Data listing ->
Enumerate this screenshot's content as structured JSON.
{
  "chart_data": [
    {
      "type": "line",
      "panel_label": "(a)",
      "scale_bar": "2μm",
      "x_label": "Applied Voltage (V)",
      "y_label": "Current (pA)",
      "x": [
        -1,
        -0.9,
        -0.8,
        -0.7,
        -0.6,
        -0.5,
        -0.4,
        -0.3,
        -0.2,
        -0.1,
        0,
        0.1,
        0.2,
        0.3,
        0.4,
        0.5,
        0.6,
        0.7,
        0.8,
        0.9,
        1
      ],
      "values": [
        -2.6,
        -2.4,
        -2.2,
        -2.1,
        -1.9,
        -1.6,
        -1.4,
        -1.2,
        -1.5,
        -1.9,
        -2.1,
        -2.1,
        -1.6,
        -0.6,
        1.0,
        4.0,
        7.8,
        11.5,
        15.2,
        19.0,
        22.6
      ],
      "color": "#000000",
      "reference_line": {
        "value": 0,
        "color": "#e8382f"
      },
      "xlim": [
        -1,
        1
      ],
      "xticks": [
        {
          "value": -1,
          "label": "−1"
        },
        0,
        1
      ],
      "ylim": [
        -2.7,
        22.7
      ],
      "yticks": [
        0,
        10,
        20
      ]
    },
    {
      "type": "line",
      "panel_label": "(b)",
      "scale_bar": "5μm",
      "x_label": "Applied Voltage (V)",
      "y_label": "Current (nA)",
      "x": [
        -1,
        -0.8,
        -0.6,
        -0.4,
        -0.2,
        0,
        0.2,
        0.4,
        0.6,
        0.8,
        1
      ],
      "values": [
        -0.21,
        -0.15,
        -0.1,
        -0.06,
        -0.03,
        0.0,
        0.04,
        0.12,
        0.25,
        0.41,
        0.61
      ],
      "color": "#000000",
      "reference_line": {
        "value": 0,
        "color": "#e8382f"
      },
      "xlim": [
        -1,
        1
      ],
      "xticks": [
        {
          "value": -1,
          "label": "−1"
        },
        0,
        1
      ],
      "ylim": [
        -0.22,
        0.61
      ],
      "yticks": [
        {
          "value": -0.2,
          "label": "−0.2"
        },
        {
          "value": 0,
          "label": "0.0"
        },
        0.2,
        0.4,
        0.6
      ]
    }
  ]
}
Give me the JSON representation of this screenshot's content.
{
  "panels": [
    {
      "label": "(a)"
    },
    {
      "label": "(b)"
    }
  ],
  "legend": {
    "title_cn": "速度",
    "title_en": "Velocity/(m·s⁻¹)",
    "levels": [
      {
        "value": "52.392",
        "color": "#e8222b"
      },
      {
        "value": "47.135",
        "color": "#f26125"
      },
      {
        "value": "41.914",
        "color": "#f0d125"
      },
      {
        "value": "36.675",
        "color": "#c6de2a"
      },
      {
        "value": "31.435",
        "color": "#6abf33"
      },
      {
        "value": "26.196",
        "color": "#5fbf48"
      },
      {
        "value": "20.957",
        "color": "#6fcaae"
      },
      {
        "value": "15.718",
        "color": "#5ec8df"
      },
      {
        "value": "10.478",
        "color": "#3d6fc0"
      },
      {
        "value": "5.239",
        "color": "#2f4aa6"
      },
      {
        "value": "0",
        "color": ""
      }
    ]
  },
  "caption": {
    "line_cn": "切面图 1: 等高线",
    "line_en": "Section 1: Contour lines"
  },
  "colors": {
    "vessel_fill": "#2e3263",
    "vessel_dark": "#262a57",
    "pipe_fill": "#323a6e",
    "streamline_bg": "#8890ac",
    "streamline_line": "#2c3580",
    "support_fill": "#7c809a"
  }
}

Goal of the exercise ->
Write out the full listing, keeping every line exactly as it is.

Solution for this task ->
Enumerate this screenshot's content as structured JSON.
{
  "chart_data": [
    {
      "type": "line",
      "panel_label": "(a)",
      "scale_bar": "2μm",
      "x_label": "Applied Voltage (V)",
      "y_label": "Current (pA)",
      "x": [
        -1,
        -0.9,
        -0.8,
        -0.7,
        -0.6,
        -0.5,
        -0.4,
        -0.3,
        -0.2,
        -0.1,
        0,
        0.1,
        0.2,
        0.3,
        0.4,
        0.5,
        0.6,
        0.7,
        0.8,
        0.9,
        1
      ],
      "values": [
        -2.6,
        -2.4,
        -2.2,
        -2.1,
        -1.9,
        -1.6,
        -1.4,
        -1.2,
        -1.5,
        -1.9,
        -2.1,
        -2.1,
        -1.6,
        -0.6,
        1.0,
        4.0,
        7.8,
        11.5,
        15.2,
        19.0,
        22.6
      ],
      "color": "#000000",
      "reference_line": {
        "value": 0,
        "color": "#e8382f"
      },
      "xlim": [
        -1,
        1
      ],
      "xticks": [
        {
          "value": -1,
          "label": "−1"
        },
        0,
        1
      ],
      "ylim": [
        -2.7,
        22.7
      ],
      "yticks": [
        0,
        10,
        20
      ]
    },
    {
      "type": "line",
      "panel_label": "(b)",
      "scale_bar": "5μm",
      "x_label": "Applied Voltage (V)",
      "y_label": "Current (nA)",
      "x": [
        -1,
        -0.8,
        -0.6,
        -0.4,
        -0.2,
        0,
        0.2,
        0.4,
        0.6,
        0.8,
        1
      ],
      "values": [
        -0.21,
        -0.15,
        -0.1,
        -0.06,
        -0.03,
        0.0,
        0.04,
        0.12,
        0.25,
        0.41,
        0.61
      ],
      "color": "#000000",
      "reference_line": {
        "value": 0,
        "color": "#e8382f"
      },
      "xlim": [
        -1,
        1
      ],
      "xticks": [
        {
          "value": -1,
          "label": "−1"
        },
        0,
        1
      ],
      "ylim": [
        -0.22,
        0.61
      ],
      "yticks": [
        {
          "value": -0.2,
          "label": "−0.2"
        },
        {
          "value": 0,
          "label": "0.0"
        },
        0.2,
        0.4,
        0.6
      ]
    }
  ]
}
Give me the JSON representation of this screenshot's content.
{
  "panels": [
    {
      "label": "(a)"
    },
    {
      "label": "(b)"
    }
  ],
  "legend": {
    "title_cn": "速度",
    "title_en": "Velocity/(m·s⁻¹)",
    "levels": [
      {
        "value": "52.392",
        "color": "#e8222b"
      },
      {
        "value": "47.135",
        "color": "#f26125"
      },
      {
        "value": "41.914",
        "color": "#f0d125"
      },
      {
        "value": "36.675",
        "color": "#c6de2a"
      },
      {
        "value": "31.435",
        "color": "#6abf33"
      },
      {
        "value": "26.196",
        "color": "#5fbf48"
      },
      {
        "value": "20.957",
        "color": "#6fcaae"
      },
      {
        "value": "15.718",
        "color": "#5ec8df"
      },
      {
        "value": "10.478",
        "color": "#3d6fc0"
      },
      {
        "value": "5.239",
        "color": "#2f4aa6"
      },
      {
        "value": "0",
        "color": ""
      }
    ]
  },
  "caption": {
    "line_cn": "切面图 1: 等高线",
    "line_en": "Section 1: Contour lines"
  },
  "colors": {
    "vessel_fill": "#2e3263",
    "vessel_dark": "#262a57",
    "pipe_fill": "#323a6e",
    "streamline_bg": "#8890ac",
    "streamline_line": "#2c3580",
    "support_fill": "#7c809a"
  }
}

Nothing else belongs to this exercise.